-- start INPUT FOR THIS TASK --

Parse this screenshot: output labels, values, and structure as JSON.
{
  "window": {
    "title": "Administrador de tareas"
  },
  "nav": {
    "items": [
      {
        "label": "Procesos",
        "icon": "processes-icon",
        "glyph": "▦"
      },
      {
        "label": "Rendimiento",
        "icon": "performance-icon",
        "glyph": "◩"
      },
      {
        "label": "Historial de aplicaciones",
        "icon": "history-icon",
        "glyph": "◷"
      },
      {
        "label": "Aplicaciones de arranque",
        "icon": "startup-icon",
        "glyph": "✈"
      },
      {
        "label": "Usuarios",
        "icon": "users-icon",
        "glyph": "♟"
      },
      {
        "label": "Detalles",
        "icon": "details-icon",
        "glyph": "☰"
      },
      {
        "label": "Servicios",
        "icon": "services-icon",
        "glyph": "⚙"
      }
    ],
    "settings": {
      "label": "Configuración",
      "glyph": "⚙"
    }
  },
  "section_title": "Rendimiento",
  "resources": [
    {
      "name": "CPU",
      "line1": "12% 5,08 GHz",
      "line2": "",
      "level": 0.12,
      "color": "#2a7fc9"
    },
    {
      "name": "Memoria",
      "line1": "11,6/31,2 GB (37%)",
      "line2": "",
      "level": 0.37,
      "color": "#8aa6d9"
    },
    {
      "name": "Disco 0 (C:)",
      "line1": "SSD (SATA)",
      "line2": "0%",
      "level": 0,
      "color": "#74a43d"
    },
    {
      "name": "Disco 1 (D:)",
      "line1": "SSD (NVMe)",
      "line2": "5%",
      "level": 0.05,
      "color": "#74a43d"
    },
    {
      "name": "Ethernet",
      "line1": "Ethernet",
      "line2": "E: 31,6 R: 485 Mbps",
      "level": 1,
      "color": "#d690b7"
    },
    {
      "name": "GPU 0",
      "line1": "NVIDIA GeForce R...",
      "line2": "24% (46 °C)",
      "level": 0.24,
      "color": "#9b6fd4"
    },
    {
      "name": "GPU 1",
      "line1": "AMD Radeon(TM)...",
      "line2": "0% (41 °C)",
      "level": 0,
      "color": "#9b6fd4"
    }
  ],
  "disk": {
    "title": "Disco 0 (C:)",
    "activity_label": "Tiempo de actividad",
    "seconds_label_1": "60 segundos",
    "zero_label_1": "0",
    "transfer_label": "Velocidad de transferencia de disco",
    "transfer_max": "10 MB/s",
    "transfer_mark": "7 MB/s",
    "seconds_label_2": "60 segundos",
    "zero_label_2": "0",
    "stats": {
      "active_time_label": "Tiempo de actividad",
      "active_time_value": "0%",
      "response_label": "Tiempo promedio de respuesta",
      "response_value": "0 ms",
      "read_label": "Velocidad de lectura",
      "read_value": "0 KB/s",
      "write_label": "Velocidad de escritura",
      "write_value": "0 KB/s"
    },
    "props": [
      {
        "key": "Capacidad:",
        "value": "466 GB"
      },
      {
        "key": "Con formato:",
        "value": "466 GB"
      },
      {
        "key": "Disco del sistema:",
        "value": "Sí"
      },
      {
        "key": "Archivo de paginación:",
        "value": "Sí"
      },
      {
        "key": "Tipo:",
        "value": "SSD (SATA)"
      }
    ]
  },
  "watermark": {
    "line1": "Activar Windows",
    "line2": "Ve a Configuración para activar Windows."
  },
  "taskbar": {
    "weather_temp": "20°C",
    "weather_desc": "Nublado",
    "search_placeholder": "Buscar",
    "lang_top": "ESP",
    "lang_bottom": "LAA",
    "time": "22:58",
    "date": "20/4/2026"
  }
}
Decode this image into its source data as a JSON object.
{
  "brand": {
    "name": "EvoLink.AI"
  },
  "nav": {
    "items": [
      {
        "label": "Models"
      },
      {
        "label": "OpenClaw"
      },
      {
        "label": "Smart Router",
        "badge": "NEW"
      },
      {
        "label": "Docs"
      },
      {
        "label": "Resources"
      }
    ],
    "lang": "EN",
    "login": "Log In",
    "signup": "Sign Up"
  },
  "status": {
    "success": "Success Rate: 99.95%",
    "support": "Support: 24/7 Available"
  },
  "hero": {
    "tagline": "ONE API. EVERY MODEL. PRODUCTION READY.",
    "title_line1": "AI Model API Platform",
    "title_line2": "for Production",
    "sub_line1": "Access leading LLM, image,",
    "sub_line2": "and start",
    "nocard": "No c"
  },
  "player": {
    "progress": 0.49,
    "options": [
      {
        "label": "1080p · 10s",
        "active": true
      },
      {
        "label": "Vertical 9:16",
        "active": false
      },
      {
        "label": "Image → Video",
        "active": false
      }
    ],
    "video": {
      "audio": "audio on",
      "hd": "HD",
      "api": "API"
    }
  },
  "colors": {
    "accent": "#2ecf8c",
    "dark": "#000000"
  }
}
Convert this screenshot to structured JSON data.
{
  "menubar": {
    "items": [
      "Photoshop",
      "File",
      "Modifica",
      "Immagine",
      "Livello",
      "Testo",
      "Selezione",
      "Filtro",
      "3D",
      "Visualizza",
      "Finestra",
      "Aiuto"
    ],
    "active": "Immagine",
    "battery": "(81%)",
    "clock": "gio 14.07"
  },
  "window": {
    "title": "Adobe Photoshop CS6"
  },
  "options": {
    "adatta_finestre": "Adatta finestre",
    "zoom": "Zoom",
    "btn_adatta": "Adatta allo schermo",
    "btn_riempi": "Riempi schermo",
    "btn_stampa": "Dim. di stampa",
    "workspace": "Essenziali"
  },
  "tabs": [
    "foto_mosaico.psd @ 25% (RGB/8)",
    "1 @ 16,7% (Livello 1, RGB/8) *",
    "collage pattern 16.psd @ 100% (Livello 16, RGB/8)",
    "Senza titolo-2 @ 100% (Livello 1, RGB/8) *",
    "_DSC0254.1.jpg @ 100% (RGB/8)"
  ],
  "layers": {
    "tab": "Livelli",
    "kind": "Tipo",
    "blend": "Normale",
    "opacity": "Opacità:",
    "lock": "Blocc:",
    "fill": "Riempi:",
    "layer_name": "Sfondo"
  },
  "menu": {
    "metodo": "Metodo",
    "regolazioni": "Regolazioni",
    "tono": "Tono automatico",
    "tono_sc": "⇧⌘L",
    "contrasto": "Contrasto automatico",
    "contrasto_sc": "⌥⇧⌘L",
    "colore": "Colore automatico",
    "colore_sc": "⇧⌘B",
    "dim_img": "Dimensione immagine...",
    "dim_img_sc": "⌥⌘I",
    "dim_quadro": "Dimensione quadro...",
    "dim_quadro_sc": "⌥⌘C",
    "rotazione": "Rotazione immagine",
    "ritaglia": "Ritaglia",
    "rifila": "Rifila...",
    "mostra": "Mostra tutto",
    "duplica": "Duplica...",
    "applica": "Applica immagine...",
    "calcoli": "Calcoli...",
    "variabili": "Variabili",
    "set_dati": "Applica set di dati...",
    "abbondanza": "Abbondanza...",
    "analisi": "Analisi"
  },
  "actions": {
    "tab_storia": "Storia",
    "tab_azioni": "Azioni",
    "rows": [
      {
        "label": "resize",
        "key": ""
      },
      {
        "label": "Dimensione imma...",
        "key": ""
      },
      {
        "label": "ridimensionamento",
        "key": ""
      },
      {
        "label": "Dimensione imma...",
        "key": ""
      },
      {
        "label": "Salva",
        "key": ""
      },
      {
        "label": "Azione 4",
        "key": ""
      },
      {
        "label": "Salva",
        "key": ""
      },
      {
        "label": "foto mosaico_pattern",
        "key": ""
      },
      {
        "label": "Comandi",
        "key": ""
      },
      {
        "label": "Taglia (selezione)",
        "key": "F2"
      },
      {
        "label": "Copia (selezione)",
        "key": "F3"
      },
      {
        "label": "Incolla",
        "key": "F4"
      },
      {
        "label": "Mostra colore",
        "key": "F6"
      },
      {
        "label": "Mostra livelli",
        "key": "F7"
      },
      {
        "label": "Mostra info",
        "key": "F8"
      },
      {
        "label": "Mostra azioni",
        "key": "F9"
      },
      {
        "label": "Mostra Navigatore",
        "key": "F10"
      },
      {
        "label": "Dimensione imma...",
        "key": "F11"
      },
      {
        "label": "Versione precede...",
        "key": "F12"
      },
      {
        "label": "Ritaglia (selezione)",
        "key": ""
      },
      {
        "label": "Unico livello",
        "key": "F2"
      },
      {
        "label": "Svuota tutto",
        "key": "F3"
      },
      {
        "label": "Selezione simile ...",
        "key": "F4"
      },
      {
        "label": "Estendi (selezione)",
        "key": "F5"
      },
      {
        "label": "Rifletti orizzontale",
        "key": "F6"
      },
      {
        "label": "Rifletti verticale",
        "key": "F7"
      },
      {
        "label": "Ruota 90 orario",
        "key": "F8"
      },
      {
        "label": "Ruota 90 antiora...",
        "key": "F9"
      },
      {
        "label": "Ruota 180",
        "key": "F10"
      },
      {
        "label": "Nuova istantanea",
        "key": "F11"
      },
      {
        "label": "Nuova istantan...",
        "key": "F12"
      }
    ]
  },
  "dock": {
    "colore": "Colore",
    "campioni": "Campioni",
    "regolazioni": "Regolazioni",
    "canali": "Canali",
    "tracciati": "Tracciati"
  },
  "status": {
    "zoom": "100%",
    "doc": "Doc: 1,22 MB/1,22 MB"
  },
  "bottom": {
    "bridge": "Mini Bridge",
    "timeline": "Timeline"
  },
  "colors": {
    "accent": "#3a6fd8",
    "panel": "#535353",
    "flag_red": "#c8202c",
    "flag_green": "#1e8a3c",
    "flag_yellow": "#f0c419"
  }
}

-- end INPUT FOR THIS TASK --

→ **GOAL**:
Pull out every line of the entries that includes the word "Ruota".

→ **RESPONSE TO THE TASK**:
        "label": "Ruota 90 orario",
        "label": "Ruota 90 antiora...",
        "label": "Ruota 180",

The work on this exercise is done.